#### Work instructions:
Below are some records. Pull every line that contains the word "align".

***

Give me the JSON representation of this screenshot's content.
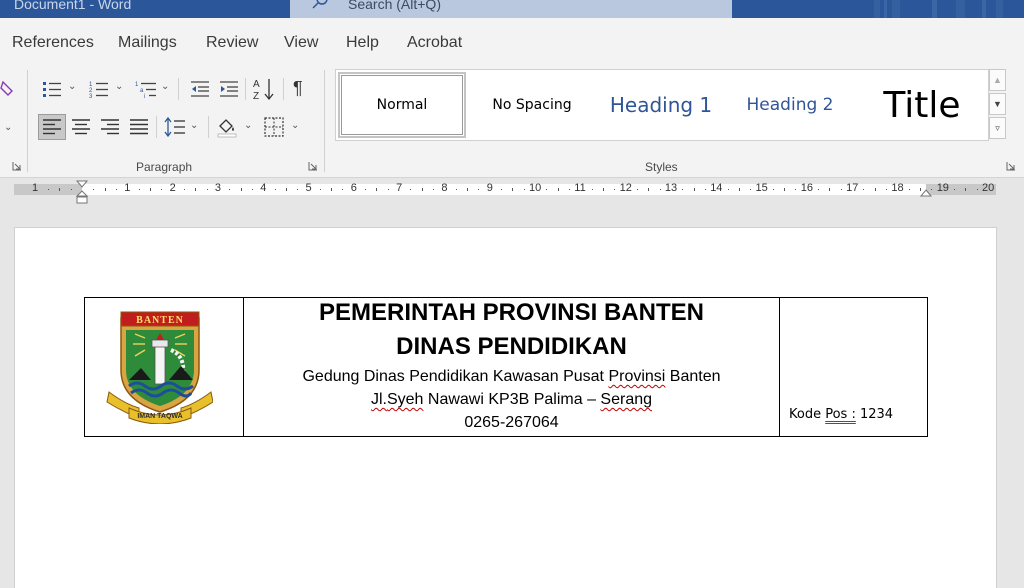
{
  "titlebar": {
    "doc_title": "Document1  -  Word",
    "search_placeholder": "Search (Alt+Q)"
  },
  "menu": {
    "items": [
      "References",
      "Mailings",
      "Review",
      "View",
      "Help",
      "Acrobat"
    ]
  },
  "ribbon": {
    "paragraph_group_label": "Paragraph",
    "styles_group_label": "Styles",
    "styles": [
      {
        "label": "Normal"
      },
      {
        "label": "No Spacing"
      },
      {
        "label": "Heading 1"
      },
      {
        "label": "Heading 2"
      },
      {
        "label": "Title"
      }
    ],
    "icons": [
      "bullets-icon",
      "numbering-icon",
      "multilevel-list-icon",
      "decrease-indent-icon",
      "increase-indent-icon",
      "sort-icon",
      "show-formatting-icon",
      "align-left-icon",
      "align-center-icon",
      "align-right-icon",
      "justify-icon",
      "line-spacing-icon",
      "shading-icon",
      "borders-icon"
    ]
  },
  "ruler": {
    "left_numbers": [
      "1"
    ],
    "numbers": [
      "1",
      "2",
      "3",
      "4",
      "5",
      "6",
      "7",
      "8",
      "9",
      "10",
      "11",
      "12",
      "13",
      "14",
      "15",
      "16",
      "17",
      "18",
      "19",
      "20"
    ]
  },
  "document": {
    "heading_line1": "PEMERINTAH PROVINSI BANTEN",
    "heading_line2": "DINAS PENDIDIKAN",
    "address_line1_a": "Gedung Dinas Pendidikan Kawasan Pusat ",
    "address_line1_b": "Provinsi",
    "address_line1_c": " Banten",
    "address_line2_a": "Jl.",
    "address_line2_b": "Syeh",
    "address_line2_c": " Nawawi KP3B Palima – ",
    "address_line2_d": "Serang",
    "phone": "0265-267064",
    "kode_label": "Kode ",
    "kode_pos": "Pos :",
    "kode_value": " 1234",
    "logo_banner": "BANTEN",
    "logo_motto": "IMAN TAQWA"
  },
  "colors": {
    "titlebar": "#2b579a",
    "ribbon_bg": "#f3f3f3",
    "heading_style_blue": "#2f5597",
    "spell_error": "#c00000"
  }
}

***

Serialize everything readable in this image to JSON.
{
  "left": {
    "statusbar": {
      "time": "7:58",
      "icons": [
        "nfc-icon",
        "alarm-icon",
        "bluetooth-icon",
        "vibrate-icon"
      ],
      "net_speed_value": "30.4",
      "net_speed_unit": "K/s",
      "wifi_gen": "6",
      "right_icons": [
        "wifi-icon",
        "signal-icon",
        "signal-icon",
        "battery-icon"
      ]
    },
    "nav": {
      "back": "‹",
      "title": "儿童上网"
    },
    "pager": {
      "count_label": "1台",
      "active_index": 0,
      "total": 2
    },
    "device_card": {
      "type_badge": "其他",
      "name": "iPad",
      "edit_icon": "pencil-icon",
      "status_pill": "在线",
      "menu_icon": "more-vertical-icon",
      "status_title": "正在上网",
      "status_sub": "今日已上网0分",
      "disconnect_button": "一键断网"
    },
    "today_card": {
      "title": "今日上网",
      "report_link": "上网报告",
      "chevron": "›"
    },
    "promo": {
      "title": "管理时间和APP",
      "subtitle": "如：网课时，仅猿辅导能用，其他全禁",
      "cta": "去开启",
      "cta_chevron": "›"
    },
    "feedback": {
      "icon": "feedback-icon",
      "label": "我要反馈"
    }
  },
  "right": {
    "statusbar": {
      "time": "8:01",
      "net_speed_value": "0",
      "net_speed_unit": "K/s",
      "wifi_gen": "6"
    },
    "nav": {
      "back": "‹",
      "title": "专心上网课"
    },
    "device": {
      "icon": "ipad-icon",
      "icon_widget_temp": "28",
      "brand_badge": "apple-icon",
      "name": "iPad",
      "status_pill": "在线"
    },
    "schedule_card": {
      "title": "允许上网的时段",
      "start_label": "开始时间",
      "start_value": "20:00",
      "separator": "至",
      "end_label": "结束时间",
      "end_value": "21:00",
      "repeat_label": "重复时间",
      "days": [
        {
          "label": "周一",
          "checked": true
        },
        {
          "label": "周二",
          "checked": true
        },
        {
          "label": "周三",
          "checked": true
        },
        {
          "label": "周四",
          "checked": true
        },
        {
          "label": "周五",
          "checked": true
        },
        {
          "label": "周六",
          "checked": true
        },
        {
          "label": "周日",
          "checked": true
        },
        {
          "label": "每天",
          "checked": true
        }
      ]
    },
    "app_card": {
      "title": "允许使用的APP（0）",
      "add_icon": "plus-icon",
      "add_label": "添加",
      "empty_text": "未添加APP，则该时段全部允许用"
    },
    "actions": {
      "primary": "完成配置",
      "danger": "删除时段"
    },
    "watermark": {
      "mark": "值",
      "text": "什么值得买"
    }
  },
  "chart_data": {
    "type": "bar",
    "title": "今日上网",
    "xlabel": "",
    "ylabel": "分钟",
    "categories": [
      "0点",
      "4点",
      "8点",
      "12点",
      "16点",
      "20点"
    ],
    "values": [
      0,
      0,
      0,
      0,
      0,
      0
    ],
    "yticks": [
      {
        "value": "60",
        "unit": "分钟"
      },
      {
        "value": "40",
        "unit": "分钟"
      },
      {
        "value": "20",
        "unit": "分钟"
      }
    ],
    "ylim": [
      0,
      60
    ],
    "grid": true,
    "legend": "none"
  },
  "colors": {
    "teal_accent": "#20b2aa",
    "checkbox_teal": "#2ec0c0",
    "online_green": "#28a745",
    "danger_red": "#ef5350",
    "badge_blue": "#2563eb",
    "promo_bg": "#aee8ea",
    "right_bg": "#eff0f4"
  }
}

***

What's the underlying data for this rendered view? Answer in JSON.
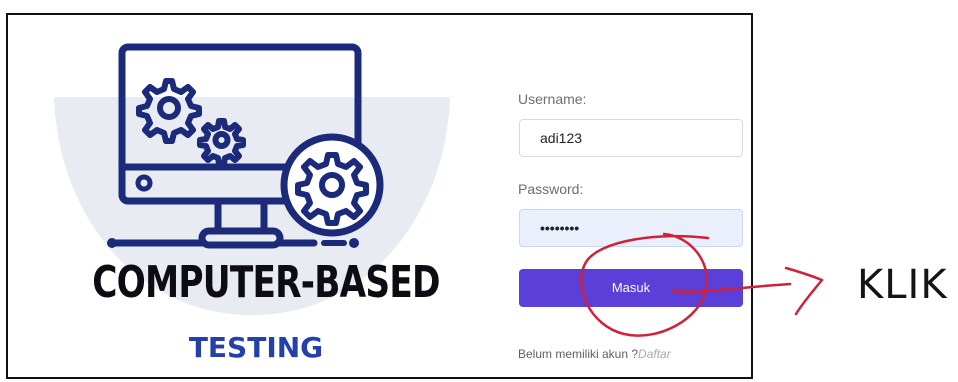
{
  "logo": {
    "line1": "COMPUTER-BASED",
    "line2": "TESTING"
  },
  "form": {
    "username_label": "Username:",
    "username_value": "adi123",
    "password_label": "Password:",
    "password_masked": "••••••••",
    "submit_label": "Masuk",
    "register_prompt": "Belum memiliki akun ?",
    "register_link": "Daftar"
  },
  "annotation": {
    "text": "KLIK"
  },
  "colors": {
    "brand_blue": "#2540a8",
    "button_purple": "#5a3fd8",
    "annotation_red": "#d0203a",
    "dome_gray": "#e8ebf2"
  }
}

***

#### Written response:
      "align-left-icon",
      "align-center-icon",
      "align-right-icon",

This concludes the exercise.